_WHAT IS ASKED_: Set down every record once more, exactly as given.

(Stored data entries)

- - - -

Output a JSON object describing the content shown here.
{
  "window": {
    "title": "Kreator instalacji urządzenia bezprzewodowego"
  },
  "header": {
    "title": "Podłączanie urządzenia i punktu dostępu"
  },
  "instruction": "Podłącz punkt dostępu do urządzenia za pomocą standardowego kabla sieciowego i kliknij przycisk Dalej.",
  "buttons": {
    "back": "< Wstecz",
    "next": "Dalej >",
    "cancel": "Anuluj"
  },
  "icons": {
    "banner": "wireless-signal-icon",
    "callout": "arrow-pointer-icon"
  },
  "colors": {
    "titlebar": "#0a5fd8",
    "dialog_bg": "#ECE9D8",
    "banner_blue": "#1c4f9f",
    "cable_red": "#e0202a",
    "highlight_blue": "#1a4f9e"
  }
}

- - - -

_ANSWER TO THIS EXERCISE_:
Output a JSON object describing the content shown here.
{
  "window": {
    "title": "Kreator instalacji urządzenia bezprzewodowego"
  },
  "header": {
    "title": "Podłączanie urządzenia i punktu dostępu"
  },
  "instruction": "Podłącz punkt dostępu do urządzenia za pomocą standardowego kabla sieciowego i kliknij przycisk Dalej.",
  "buttons": {
    "back": "< Wstecz",
    "next": "Dalej >",
    "cancel": "Anuluj"
  },
  "icons": {
    "banner": "wireless-signal-icon",
    "callout": "arrow-pointer-icon"
  },
  "colors": {
    "titlebar": "#0a5fd8",
    "dialog_bg": "#ECE9D8",
    "banner_blue": "#1c4f9f",
    "cable_red": "#e0202a",
    "highlight_blue": "#1a4f9e"
  }
}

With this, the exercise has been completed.